(Dataset items)
○ ○ ○ ○ ○

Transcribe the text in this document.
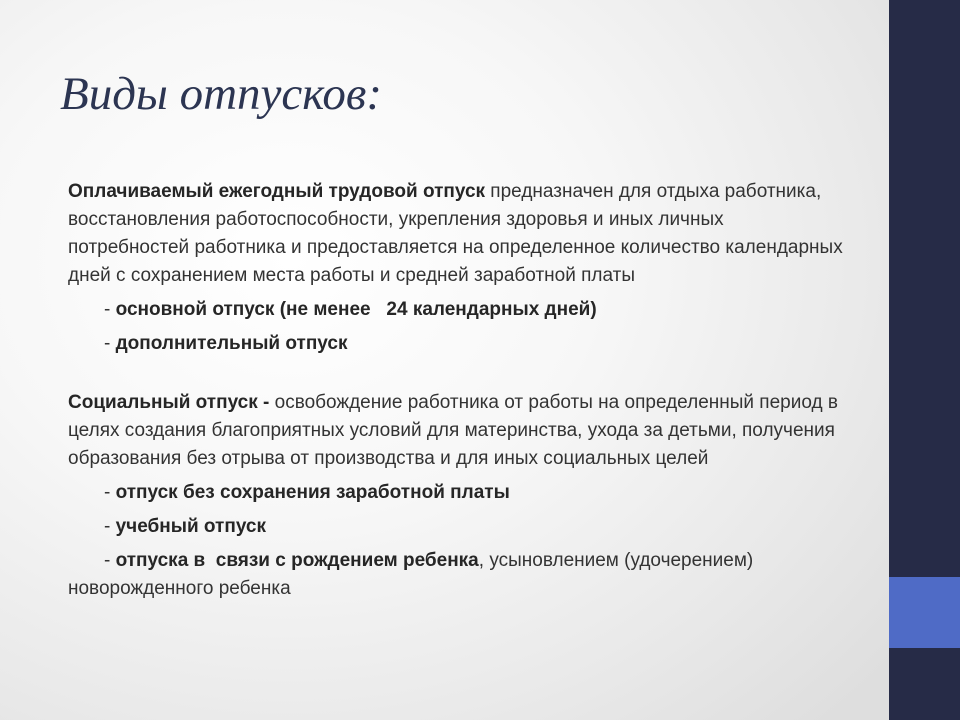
Виды отпусков:

Оплачиваемый ежегодный трудовой отпуск предназначен для отдыха работника, восстановления работоспособности, укрепления здоровья и иных личных потребностей работника и предоставляется на определенное количество календарных дней с сохранением места работы и средней заработной платы

- основной отпуск (не менее   24 календарных дней)

- дополнительный отпуск

Социальный отпуск - освобождение работника от работы на определенный период в целях создания благоприятных условий для материнства, ухода за детьми, получения образования без отрыва от производства и для иных социальных целей

- отпуск без сохранения заработной платы

- учебный отпуск

- отпуска в  связи с рождением ребенка, усыновлением (удочерением) новорожденного ребенка
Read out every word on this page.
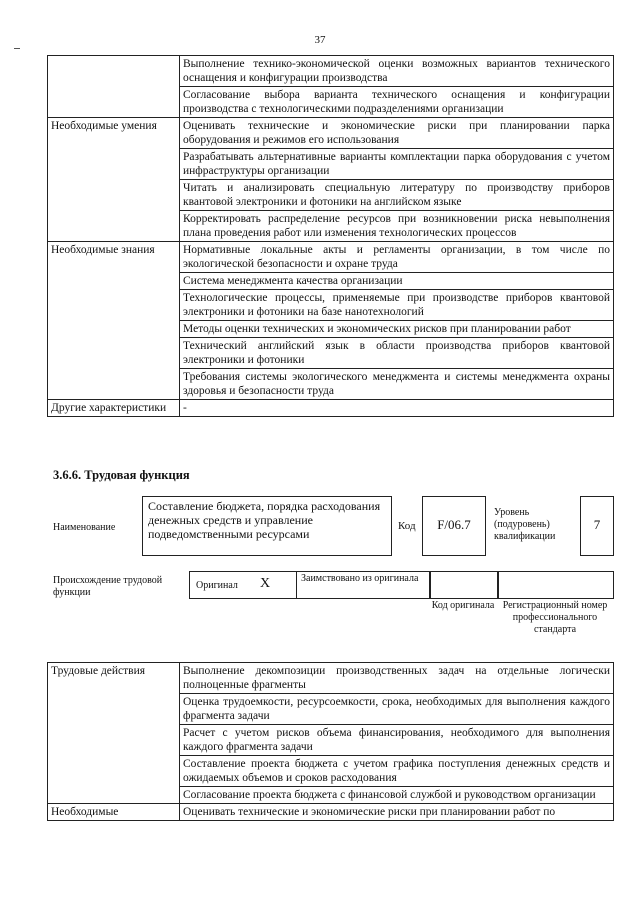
37
	Выполнение технико-экономической оценки возможных вариантов технического оснащения и конфигурации производства
	Согласование выбора варианта технического оснащения и конфигурации производства с технологическими подразделениями организации
Необходимые умения	Оценивать технические и экономические риски при планировании парка оборудования и режимов его использования
	Разрабатывать альтернативные варианты комплектации парка оборудования с учетом инфраструктуры организации
	Читать и анализировать специальную литературу по производству приборов квантовой электроники и фотоники на английском языке
	Корректировать распределение ресурсов при возникновении риска невыполнения плана проведения работ или изменения технологических процессов
Необходимые знания	Нормативные локальные акты и регламенты организации, в том числе по экологической безопасности и охране труда
	Система менеджмента качества организации
	Технологические процессы, применяемые при производстве приборов квантовой электроники и фотоники на базе нанотехнологий
	Методы оценки технических и экономических рисков при планировании работ
	Технический английский язык в области производства приборов квантовой электроники и фотоники
	Требования системы экологического менеджмента и системы менеджмента охраны здоровья и безопасности труда
Другие характеристики	-
3.6.6. Трудовая функция
Наименование
Составление бюджета, порядка расходования денежных средств и управление подведомственными ресурсами
Код	F/06.7
Уровень (подуровень) квалификации
7
Происхождение трудовой функции
Оригинал	X	Заимствовано из оригинала
Код оригинала Регистрационный номер профессионального стандарта
Трудовые действия	Выполнение декомпозиции производственных задач на отдельные логически полноценные фрагменты
	Оценка трудоемкости, ресурсоемкости, срока, необходимых для выполнения каждого фрагмента задачи
	Расчет с учетом рисков объема финансирования, необходимого для выполнения каждого фрагмента задачи
	Составление проекта бюджета с учетом графика поступления денежных средств и ожидаемых объемов и сроков расходования
	Согласование проекта бюджета с финансовой службой и руководством организации
Необходимые	Оценивать технические и экономические риски при планировании работ по
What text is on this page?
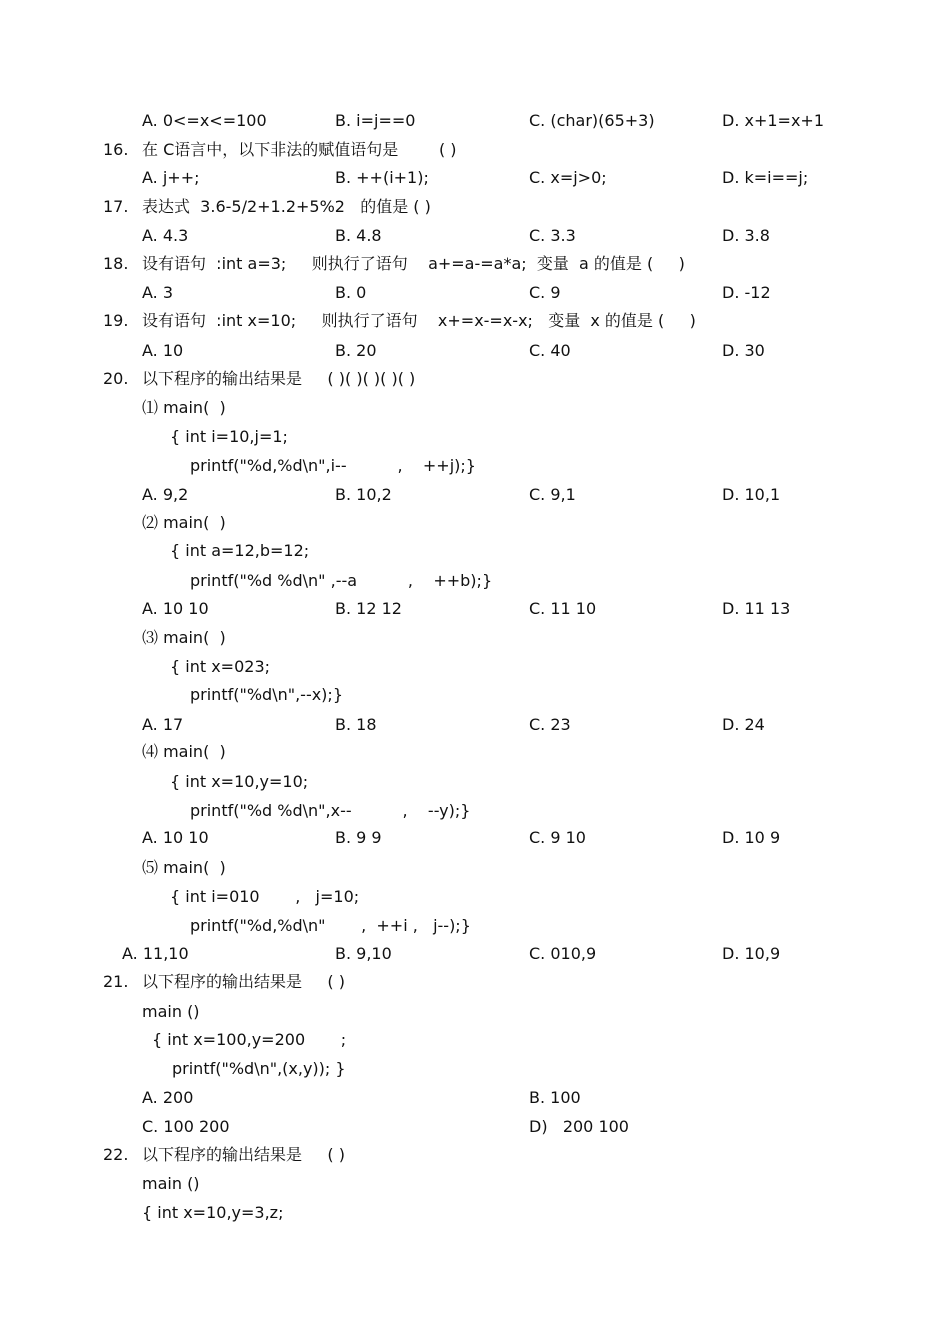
A. 0<=x<=100	B. i=j==0	C. (char)(65+3)	D. x+1=x+1
16. 在 C语言中，以下非法的赋值语句是        ( )
A. j++;	B. ++(i+1);	C. x=j>0;	D. k=i==j;
17. 表达式  3.6-5/2+1.2+5%2   的值是 ( )
A. 4.3	B. 4.8	C. 3.3	D. 3.8
18. 设有语句  :int a=3;     则执行了语句    a+=a-=a*a;  变量  a 的值是 (     )
A. 3	B. 0	C. 9	D. -12
19. 设有语句  :int x=10;     则执行了语句    x+=x-=x-x;   变量  x 的值是 (     )
A. 10	B. 20	C. 40	D. 30
20. 以下程序的输出结果是     ( )( )( )( )( )
⑴ main(  )
{ int i=10,j=1;
printf("%d,%d\n",i--          ,    ++j);}
A. 9,2	B. 10,2	C. 9,1	D. 10,1
⑵ main(  )
{ int a=12,b=12;
printf("%d %d\n" ,--a          ,    ++b);}
A. 10 10	B. 12 12	C. 11 10	D. 11 13
⑶ main(  )
{ int x=023;
printf("%d\n",--x);}
A. 17	B. 18	C. 23	D. 24
⑷ main(  )
{ int x=10,y=10;
printf("%d %d\n",x--          ,    --y);}
A. 10 10	B. 9 9	C. 9 10	D. 10 9
⑸ main(  )
{ int i=010       ,   j=10;
printf("%d,%d\n"       ,  ++i ,   j--);}
A. 11,10	B. 9,10	C. 010,9	D. 10,9
21. 以下程序的输出结果是     ( )
main ()
{ int x=100,y=200       ;
printf("%d\n",(x,y)); }
A. 200	B. 100
C. 100 200	D)   200 100
22. 以下程序的输出结果是     ( )
main ()
{ int x=10,y=3,z;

○ ○ ○ ○ ○

# Work to be completed
Search the entries for the word "рисков" and copy every line that has it.

# Problem solution
	Методы оценки технических и экономических рисков при планировании работ
	Расчет с учетом рисков объема финансирования, необходимого для выполнения каждого фрагмента задачи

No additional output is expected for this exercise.